-------- 提示された文章 --------
今関一馬 氏(いまぜきかずま)
洋画家[日本]
2009年 6月10日 死去肺炎享年82歳
1926(大正15)年7月17日、洋画家今関啓司の長男として東京に生まれる。1945(昭和20)年旧制第一高等学校に入学するが、46年に死去した父の遺品の中に竹製の筆巻きに包まれた数十本の油彩画の筆を見出したことが契機となって画家を志し、51年に東京帝国大学を中退。55年、第一回J.A.Nふらんす・クリチック賞絵画展に出品し、同会会員となる。同年、東京の資生堂ギャラリーで第一回個展を開催。56年、57年に東京銀座の村松画廊で個展を開催する。59年第33回国画会展に「たわむれ」「別離」で初入選。同年同会会友に推挙されるとともに、第3回安井賞候補新人展にこれら2点を招待出品する。60年、第3回J.A.Nふらんす・クリチック賞展に「不死鳥」を出品して受賞、同年第34回国画会展に「群馬」「不死鳥」を出品し、会友優作賞を受賞して会員に推挙される。また同年第3回国際具象派展に「群馬」を招待出品。62年には第4回国際具象派展に「鳥のいる風景」「不死鳥」を招待出品する。63年第7回日本国際美術展に「赤い鳥に抱かれた女」を招待出品。66年に初めて渡欧し、フランス、スペイン、イタリアを巡遊して翌年帰国。パリでギュスターブ・クールベの「画家のアトリエ」を見、画面にあらわれた「愚鈍なまでの誠実さ」「孤独で悲しい闘争心」に感銘を受ける。また、南欧の風景に魅了され、以後、しばしば渡欧する。渡欧以前は動物などをモティーフに、具象画ながら対象を抽象化した作品を多く描いたが、渡欧後は風景画を主に制作するようになる。67年第6回国際形象展に滞欧作「トレド」「夜のカテドラル」を招待出品。82年、中国文化部の招待により中国を旅行し、北京、上海、蘇州等を訪れる。同年、再度、中国を訪れ、翌年にも紹興、桂林、広州などを訪れる。87年、横浜市民ギャラリーで初期からの画業を跡づける「今関一馬自選展」を開催。1993(平成5)年、北海道、東北を写生旅行し、北海道美瑛の風景に魅せられてここにアトリエを構える。99年、第14回小山敬三美術賞を受賞し、同年これを記念して「今関一馬展」が日本橋高島屋で開催される。2004年には茂原市立美術館・郷土館で「今関一馬展」が開催され、60年代から2000年代までに描かれた作品76点が展示された。69年に母校である東京大学の教養学部図書館壁画「青春」を描いて以降、73年に大秦野カントリークラブ壁画「天と地と歓び」、77年に伊勢原カントリークラブ壁画「春のうた」「秋に踊る」、78年に住友生命本社壁画「浜辺の歓び」「緑陰の憩い」、91年にトヨタ自動車株式会社トヨタ館壁画「人・自然・車づくり」などを描いている。これらの公的な場への壁画は、風景の中に裸体人物群像が配され、19世紀のアカデミックなヨーロッパ絵画の伝統が踏まえられ、知的な構成がなされているが、風景画は明るい色調で対象への感興を率直に表す作風を示した。(引用元・日本美術年鑑 平成22年版)
-------- 表示された一覧 --------
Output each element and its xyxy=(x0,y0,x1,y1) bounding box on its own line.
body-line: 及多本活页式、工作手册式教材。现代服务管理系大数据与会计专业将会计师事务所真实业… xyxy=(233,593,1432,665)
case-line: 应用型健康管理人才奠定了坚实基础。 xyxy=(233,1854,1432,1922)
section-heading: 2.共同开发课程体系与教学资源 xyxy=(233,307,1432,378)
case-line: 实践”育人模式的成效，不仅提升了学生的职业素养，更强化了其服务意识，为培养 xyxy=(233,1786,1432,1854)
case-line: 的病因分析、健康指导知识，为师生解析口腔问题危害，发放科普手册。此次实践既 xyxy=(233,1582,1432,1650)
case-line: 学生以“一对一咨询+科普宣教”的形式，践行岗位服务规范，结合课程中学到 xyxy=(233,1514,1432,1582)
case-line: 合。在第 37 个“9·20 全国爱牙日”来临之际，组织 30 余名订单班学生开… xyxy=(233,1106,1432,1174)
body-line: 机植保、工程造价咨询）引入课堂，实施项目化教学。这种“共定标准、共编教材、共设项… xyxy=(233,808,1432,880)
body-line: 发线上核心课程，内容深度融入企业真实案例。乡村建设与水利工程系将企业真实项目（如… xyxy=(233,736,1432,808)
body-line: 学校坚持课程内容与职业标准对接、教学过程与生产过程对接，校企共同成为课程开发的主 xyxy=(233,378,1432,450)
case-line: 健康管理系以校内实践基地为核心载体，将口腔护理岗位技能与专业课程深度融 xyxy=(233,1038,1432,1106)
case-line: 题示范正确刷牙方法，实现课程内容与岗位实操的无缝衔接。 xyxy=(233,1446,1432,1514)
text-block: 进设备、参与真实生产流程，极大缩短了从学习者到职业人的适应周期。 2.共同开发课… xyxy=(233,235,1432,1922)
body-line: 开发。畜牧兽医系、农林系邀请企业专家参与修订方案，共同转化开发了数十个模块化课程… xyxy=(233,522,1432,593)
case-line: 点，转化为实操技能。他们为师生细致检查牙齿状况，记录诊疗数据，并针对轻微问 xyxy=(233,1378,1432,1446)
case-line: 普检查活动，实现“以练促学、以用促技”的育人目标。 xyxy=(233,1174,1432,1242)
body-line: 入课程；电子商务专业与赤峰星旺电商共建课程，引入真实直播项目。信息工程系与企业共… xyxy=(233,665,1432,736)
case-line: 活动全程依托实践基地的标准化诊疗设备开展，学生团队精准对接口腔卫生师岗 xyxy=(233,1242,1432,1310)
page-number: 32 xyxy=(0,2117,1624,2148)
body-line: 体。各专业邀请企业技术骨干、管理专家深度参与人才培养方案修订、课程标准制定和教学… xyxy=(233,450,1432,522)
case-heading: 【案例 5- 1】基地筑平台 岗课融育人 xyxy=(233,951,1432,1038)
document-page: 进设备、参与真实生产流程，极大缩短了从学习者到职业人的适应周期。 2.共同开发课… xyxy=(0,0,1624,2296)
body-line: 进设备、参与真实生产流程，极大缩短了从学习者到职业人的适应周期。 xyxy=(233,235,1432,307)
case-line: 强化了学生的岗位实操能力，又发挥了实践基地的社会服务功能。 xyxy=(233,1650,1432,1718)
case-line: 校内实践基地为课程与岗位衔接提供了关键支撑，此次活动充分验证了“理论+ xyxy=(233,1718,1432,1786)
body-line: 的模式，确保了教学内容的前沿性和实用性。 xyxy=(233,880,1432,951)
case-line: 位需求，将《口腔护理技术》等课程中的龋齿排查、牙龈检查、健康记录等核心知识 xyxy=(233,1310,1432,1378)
--------
演習課題
今関一馬の略歴で題名が挙げられている壁画をすべて書き出してください。

解答例
「青春」「天と地と歓び」「春のうた」「秋に踊る」「浜辺の歓び」「緑陰の憩い」「人・自然・車づくり」の7点です。